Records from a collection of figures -
________________

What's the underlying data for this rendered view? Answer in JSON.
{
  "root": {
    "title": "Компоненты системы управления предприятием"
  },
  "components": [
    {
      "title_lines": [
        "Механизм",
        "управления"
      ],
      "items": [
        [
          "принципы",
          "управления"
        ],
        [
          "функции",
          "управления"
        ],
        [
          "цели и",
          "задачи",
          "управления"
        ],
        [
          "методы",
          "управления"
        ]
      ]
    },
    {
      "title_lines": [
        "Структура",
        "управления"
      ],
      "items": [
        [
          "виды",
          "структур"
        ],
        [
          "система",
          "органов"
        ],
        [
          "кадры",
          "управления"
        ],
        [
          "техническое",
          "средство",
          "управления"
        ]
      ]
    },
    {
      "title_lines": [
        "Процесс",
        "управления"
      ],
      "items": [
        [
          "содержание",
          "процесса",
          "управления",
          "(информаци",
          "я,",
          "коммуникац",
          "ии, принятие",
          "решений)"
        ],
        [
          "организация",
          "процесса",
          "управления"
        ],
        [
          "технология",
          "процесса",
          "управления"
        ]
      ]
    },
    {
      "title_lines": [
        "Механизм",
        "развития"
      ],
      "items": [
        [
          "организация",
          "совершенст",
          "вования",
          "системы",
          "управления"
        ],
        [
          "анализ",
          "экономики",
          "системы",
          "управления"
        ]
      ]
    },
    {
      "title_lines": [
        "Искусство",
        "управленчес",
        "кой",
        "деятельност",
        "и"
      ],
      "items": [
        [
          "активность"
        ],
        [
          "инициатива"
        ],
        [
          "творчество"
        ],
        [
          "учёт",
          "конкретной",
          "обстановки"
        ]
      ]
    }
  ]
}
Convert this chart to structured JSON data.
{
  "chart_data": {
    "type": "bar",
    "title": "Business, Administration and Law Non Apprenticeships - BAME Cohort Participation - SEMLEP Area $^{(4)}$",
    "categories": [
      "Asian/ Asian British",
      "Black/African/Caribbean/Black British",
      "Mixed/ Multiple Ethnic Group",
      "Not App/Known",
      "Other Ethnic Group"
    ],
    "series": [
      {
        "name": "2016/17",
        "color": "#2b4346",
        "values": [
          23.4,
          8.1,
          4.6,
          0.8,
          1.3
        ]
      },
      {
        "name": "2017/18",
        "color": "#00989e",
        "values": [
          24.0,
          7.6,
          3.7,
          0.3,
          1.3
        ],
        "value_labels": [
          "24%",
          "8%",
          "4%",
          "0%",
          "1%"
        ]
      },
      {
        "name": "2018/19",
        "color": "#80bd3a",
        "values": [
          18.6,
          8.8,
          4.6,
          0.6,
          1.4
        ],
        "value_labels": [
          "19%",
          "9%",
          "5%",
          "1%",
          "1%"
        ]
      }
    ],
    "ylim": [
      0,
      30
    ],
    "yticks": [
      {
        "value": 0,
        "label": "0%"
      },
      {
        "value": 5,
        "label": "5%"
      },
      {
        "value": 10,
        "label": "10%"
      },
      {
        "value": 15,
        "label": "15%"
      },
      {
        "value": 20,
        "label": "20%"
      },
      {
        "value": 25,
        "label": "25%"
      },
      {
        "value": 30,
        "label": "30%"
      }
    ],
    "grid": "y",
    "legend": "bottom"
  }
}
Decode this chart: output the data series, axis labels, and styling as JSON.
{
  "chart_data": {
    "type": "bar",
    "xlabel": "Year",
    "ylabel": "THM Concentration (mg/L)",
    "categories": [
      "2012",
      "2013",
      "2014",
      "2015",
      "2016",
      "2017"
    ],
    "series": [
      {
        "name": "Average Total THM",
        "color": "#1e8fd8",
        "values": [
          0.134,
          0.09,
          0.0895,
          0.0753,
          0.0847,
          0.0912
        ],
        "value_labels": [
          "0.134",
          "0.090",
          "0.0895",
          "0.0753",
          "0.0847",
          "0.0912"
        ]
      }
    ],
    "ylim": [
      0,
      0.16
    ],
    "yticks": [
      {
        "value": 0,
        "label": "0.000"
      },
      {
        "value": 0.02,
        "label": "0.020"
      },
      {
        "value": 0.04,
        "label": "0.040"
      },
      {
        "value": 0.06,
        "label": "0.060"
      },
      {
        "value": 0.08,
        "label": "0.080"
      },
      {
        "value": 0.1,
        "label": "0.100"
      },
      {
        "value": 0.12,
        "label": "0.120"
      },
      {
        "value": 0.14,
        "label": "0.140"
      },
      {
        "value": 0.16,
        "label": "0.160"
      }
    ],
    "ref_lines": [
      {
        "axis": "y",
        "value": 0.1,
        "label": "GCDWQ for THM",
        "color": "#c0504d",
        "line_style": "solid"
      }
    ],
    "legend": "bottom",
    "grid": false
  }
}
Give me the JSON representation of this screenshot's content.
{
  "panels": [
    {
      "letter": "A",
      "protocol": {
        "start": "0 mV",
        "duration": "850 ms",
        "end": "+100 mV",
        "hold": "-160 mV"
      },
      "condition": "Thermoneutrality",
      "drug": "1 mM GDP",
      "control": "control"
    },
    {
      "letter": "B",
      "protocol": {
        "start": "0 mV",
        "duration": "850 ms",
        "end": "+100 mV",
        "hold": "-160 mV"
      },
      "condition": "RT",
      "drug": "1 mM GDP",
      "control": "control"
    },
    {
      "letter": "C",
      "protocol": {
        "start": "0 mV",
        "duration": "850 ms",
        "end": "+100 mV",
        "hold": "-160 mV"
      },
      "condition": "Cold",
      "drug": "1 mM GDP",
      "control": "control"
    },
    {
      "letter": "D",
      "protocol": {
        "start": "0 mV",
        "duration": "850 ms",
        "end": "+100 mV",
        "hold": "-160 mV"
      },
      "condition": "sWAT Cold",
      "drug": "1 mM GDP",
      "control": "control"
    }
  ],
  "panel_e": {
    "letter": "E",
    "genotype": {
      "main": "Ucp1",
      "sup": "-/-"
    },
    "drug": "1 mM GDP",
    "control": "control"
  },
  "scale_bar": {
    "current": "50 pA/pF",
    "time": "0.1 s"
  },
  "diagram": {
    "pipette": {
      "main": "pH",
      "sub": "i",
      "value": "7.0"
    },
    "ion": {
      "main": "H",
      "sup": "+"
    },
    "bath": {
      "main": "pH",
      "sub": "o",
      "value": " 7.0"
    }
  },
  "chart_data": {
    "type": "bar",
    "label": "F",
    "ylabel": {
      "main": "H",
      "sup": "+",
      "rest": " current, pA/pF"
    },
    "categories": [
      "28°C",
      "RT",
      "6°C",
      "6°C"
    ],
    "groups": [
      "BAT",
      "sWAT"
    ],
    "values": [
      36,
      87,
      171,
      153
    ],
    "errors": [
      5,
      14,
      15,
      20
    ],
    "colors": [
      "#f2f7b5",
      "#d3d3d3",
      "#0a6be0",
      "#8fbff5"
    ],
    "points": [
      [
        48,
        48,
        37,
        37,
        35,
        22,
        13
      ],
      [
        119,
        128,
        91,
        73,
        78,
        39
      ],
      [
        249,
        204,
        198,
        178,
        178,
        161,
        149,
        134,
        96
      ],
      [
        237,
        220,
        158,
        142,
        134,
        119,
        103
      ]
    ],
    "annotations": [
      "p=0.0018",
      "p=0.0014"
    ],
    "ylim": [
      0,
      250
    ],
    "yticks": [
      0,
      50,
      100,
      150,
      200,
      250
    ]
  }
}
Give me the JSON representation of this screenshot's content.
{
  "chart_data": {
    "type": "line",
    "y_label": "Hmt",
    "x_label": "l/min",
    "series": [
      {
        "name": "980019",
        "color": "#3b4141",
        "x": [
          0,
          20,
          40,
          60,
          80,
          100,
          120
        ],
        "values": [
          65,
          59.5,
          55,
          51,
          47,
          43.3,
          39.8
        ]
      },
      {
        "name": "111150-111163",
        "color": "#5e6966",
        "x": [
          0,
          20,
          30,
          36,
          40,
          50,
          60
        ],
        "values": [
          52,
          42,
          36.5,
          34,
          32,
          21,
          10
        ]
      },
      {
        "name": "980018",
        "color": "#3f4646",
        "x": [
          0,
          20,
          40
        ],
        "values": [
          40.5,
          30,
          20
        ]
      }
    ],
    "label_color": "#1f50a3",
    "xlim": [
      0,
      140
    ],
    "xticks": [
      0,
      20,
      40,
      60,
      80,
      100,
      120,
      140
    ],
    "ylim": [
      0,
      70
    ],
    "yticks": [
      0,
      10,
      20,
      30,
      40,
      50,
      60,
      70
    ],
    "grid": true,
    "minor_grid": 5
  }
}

________________

What you should do - Identify the lines above that contain the word "name", then copy them.

Written response -
        "name": "2016/17",
        "name": "2017/18",
        "name": "2018/19",
        "name": "Average Total THM",
        "name": "980019",
        "name": "111150-111163",
        "name": "980018",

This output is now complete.